● Testo fornito
--- --- ---
La fuga dai paesi verso le città
Che la popolazione italiana stia diminuendo è un fatto assodato da tempo, quello che fa impressione è la disparità di concentrazione di abitanti a seconda del tipo di territorio. Le Aree interne comprendono oltre 4mila Comuni, il 48,5% del totale, praticamente la metà del suolo italiano, ma sono abitate soltanto da circa 13 milioni di persone; i restanti 45 milioni di italiani risiedono nei Centri. In pratica, un quarto della popolazione italiana si trova nelle Aree interne, gli altri tre quarti nelle grandi città. Andando ancora più nel dettaglio, noteremo ulteriori differenze tra Aree interne del nord e del Sud. In queste ultime, infatti, il calo demografico è ancora più intenso.
Da questa prima analisi emerge che, in generale, chi vive in un piccolo Comune tende ad abbandonarlo. E che, a parità di dimensioni dello stesso, il fenomeno è molto più accentuato nel sud Italia.
Più morti che nascite
Gli italiani fanno meno figli, questo è un dato di fatto. Il fenomeno non va interpretato semplicemente come un cambio nei costumi, ma come un dato allarmante per la sostenibilità del Paese. Sono ormai due decenni che il numero dei morti supera quello dei nati, il che significa che, se la tendenza resterà invariata, più andremo avanti e più la popolazione italiana sarà composta in prevalenza da anziani. Se il numero di giovani dovesse scendere eccessivamente al di sotto di quello degli adulti, significherebbe che la forza lavoro sarà troppo esigua per mantenere chi ha già lavorato e dovrebbe godersi gli anni della pensione. Anche in questo caso si registra un fenomeno più marcato nelle aree interne piuttosto che nei Centri.
--- --- ---
● Materiale fornito
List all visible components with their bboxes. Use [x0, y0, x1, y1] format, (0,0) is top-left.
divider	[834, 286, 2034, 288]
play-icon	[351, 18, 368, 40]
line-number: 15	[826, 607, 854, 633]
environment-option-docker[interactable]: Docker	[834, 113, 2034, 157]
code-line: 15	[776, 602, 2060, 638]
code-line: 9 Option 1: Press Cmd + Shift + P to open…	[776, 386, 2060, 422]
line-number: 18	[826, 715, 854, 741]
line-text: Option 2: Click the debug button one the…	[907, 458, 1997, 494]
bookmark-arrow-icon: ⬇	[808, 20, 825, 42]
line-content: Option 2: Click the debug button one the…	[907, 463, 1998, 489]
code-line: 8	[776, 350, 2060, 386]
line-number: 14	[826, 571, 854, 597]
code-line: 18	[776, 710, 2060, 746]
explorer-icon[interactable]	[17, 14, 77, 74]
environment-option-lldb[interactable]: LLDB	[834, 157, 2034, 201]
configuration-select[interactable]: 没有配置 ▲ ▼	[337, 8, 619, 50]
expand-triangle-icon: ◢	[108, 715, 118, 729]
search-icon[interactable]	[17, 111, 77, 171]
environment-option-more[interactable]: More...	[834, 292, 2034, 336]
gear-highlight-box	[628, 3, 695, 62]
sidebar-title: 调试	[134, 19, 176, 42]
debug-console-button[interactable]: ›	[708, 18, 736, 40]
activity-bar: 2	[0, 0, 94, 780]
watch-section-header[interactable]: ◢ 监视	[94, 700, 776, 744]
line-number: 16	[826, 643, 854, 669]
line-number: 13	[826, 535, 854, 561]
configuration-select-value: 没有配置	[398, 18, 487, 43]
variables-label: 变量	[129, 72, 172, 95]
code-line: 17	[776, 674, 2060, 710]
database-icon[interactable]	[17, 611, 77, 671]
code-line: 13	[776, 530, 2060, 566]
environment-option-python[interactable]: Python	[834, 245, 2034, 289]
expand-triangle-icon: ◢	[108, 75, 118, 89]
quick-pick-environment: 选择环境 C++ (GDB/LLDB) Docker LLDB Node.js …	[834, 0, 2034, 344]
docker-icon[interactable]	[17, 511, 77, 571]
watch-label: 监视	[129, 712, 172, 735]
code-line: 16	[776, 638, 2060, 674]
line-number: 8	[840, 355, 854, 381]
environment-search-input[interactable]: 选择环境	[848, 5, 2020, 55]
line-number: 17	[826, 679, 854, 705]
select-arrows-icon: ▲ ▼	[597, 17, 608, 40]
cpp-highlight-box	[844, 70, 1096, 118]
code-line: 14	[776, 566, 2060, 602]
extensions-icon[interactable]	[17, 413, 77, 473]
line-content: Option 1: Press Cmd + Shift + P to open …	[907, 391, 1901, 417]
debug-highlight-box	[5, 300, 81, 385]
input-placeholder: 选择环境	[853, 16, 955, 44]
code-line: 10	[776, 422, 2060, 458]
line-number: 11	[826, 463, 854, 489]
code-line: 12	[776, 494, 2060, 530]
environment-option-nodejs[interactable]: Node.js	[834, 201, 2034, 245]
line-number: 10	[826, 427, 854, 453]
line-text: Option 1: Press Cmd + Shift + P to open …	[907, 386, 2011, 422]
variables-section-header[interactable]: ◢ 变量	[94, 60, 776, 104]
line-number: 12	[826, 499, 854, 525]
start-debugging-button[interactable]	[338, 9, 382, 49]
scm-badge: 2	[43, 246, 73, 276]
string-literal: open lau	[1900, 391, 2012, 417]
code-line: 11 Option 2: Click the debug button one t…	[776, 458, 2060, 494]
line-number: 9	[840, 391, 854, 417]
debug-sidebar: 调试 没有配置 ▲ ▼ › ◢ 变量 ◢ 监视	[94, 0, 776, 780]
--- --- ---
● Consegna 1
Secondo il testo sulla fuga dai paesi verso le città, quale percentuale del totale dei Comuni rientra nelle Aree interne?
● Consegna 2
Disponi in una tabella Markdown con le colonne «Riga» e «Contenuto» tutto ciò che va dall'inizio dell'elenco fino alla riga che contiene "602, 2060, 638]", entrambe incluse. Numera ogni riga e tralascia quelle vuote.

● Risposta completa 1
Le Aree interne comprendono il 48,5% del totale dei Comuni.

● Risposta completa 2
| Riga | Contenuto |
|---|---|
| 1 | List all visible components with their bboxes. Use [x0, y0, x1, y1] format, (0,0) is top-left. |
| 2 | divider	[834, 286, 2034, 288] |
| 3 | play-icon	[351, 18, 368, 40] |
| 4 | line-number: 15	[826, 607, 854, 633] |
| 5 | environment-option-docker[interactable]: Docker	[834, 113, 2034, 157] |
| 6 | code-line: 15	[776, 602, 2060, 638] |